- Objective
Copy each line of the entries beneath that contains the word "bold".

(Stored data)
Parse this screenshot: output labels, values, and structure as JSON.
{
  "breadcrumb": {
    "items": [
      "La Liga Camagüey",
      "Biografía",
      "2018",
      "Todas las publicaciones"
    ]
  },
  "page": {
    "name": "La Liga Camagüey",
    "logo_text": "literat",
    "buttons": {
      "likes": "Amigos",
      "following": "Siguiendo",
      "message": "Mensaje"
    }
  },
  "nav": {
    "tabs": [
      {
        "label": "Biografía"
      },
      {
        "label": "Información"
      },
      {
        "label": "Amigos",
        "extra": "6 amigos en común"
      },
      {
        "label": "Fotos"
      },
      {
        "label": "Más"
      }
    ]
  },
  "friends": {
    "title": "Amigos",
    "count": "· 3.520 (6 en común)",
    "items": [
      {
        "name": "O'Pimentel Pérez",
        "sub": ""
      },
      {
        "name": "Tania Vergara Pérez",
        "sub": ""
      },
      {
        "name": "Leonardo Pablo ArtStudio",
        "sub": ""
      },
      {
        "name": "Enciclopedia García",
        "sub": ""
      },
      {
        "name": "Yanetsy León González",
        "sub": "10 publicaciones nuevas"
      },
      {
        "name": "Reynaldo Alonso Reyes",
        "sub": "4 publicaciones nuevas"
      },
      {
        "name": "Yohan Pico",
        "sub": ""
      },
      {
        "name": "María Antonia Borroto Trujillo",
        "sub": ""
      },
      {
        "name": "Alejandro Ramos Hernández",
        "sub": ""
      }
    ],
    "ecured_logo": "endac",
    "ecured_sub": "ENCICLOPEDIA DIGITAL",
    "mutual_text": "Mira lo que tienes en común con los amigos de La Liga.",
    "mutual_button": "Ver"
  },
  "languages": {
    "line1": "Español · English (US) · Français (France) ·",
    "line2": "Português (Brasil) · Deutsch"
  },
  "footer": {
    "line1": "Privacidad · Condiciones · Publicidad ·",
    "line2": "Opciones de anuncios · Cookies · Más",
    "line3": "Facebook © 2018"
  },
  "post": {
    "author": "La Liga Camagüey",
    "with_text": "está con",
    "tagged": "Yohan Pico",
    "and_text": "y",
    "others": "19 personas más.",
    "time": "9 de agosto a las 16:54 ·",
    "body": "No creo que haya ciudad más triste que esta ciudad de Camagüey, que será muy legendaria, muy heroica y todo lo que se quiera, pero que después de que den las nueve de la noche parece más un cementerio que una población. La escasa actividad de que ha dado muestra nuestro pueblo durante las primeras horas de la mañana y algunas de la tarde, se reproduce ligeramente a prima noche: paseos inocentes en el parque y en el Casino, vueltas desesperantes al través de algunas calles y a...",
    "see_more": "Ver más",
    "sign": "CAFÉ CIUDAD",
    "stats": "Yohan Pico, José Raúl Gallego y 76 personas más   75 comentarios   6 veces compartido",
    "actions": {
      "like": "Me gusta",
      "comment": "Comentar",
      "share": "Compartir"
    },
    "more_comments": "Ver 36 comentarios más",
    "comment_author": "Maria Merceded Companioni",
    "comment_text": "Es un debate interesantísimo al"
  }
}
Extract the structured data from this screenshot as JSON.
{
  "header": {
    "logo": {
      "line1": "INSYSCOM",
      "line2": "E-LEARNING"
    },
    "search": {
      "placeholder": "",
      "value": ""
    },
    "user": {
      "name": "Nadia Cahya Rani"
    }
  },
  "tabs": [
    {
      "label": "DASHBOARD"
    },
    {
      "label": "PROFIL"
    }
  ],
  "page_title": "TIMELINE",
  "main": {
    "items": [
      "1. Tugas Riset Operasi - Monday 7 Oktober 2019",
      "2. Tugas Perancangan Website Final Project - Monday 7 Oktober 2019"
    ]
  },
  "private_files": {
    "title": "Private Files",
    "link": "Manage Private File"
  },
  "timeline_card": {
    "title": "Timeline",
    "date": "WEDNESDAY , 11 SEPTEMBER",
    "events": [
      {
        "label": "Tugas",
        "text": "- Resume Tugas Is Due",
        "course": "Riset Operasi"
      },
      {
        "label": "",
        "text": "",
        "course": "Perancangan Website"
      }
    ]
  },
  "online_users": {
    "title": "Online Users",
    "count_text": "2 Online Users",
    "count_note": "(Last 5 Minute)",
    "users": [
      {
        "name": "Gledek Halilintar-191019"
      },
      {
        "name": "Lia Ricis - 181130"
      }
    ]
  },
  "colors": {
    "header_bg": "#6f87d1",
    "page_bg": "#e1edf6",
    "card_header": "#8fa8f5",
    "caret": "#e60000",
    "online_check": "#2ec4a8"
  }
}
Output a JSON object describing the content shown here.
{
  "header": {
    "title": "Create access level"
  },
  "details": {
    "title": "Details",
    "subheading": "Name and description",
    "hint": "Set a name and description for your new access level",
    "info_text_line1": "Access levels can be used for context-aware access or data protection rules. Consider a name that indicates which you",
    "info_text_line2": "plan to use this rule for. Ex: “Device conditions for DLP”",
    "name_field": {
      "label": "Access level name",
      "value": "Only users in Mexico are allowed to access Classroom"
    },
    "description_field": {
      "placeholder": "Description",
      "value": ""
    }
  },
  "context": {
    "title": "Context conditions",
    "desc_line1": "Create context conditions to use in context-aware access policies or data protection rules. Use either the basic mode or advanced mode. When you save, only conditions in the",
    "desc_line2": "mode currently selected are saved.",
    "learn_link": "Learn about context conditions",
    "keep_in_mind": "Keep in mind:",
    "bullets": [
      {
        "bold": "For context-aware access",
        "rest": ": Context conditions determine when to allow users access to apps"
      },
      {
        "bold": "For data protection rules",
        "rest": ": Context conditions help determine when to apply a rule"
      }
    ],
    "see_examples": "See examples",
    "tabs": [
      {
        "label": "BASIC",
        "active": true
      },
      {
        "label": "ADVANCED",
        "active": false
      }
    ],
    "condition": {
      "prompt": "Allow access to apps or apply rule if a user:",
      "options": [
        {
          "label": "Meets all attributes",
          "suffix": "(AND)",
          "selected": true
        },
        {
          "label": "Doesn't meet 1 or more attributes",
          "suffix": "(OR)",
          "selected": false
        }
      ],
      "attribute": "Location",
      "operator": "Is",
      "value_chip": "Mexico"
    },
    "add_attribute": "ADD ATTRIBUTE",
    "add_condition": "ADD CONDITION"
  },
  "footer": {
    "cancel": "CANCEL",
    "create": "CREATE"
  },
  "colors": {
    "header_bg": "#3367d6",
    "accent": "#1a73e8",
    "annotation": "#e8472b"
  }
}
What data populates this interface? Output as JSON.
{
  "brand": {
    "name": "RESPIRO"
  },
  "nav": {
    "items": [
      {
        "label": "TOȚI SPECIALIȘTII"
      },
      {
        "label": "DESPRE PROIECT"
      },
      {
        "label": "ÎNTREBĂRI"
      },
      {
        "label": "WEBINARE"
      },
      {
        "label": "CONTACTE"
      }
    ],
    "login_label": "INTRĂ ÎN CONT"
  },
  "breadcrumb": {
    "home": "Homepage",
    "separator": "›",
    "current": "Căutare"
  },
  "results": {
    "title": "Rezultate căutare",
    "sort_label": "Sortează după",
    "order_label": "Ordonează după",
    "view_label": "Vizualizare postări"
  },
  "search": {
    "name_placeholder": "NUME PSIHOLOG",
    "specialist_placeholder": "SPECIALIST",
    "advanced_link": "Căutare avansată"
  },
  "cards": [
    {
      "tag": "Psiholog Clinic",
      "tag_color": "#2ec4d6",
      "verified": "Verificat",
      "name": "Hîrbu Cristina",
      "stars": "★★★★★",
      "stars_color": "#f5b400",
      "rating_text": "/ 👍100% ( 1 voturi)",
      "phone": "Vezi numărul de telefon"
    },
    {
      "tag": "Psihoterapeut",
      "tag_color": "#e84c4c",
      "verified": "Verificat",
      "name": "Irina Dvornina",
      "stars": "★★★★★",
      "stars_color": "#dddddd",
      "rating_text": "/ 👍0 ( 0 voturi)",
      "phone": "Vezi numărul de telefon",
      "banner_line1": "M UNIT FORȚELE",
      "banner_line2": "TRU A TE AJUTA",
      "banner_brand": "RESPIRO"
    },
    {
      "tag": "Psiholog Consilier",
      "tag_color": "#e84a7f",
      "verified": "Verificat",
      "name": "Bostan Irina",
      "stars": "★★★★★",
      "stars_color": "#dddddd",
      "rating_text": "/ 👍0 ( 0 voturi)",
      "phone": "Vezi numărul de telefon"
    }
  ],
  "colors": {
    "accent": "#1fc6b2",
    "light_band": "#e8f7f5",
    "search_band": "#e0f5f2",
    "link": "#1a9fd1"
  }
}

- Answer for this exercise
        "bold": "For context-aware access",
        "bold": "For data protection rules",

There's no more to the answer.